> _Items from a dataset_:
— START —

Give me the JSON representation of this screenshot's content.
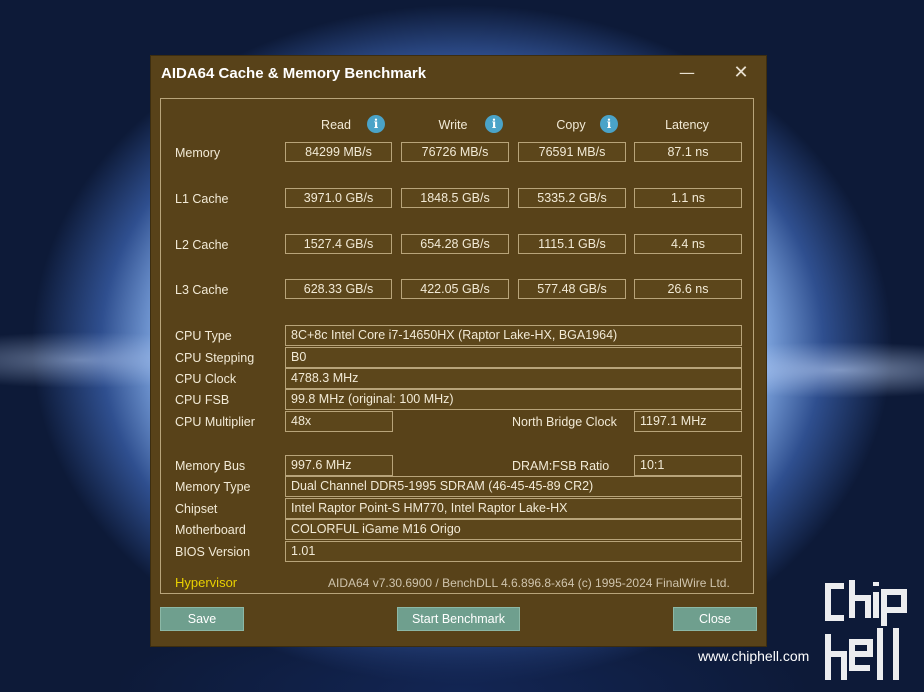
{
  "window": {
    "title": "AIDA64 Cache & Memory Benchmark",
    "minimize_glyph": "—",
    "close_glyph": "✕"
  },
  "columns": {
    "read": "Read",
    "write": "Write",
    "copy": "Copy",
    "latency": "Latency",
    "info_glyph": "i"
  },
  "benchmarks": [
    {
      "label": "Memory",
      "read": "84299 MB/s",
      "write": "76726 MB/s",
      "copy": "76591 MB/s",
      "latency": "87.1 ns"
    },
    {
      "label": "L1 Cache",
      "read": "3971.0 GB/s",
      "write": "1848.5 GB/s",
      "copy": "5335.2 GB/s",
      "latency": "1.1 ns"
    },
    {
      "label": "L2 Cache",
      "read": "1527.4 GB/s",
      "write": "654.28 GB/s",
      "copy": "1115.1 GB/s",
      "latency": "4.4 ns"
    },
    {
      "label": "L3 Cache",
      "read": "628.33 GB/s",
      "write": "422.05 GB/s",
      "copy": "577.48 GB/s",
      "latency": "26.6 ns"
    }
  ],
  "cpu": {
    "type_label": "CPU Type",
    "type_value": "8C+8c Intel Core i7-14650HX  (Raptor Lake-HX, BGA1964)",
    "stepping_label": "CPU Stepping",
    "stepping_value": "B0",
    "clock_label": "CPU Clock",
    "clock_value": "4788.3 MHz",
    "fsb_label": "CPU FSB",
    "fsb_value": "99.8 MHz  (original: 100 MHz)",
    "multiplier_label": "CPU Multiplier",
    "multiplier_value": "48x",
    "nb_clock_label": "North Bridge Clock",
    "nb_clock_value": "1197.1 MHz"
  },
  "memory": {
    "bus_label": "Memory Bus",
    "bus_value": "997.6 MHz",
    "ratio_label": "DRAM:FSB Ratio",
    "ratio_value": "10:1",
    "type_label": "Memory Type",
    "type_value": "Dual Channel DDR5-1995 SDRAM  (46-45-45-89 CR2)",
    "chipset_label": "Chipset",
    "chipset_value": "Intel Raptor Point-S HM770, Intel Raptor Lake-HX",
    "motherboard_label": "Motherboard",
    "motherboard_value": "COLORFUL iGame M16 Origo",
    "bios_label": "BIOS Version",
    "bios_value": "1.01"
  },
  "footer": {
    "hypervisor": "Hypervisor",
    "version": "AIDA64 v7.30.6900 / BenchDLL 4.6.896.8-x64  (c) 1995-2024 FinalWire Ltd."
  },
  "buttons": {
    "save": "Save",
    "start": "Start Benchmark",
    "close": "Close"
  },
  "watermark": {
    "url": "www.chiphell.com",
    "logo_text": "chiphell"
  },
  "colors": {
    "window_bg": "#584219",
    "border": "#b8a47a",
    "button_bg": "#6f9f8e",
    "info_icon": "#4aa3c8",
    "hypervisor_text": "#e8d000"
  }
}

— END —
— START —

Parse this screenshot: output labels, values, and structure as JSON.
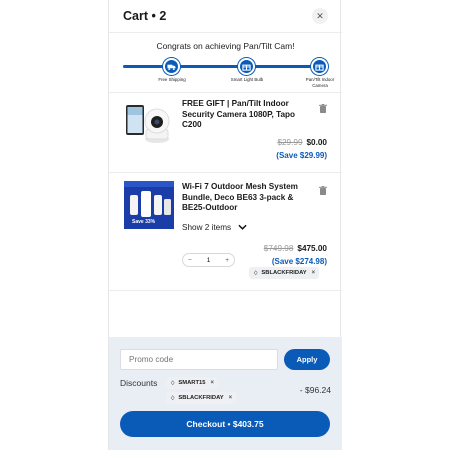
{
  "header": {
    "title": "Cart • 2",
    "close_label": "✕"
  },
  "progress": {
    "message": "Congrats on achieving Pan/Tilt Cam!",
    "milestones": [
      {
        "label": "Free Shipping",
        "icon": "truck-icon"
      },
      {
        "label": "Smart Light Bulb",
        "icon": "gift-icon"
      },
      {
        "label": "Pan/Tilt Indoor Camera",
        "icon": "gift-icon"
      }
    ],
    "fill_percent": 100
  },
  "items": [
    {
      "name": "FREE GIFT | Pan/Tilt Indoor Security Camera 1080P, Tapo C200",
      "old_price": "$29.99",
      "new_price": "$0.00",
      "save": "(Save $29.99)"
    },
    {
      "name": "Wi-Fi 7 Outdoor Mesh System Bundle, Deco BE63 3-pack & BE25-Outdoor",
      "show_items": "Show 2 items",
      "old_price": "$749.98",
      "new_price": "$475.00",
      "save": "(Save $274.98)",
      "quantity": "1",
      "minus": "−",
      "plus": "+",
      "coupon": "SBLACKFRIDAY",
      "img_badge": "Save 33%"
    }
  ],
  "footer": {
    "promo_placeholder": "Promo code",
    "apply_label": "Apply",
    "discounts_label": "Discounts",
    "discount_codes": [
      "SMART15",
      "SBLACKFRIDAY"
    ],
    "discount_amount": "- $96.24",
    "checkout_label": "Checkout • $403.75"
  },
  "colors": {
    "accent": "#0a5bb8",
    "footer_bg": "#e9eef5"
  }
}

— END —

> _GIVEN REQUEST_:
Find the word "Intel" in the records and pull out each line that has it.

> _OUTPUT FOR THIS EXERCISE_:
    "type_value": "8C+8c Intel Core i7-14650HX  (Raptor Lake-HX, BGA1964)",
    "chipset_value": "Intel Raptor Point-S HM770, Intel Raptor Lake-HX",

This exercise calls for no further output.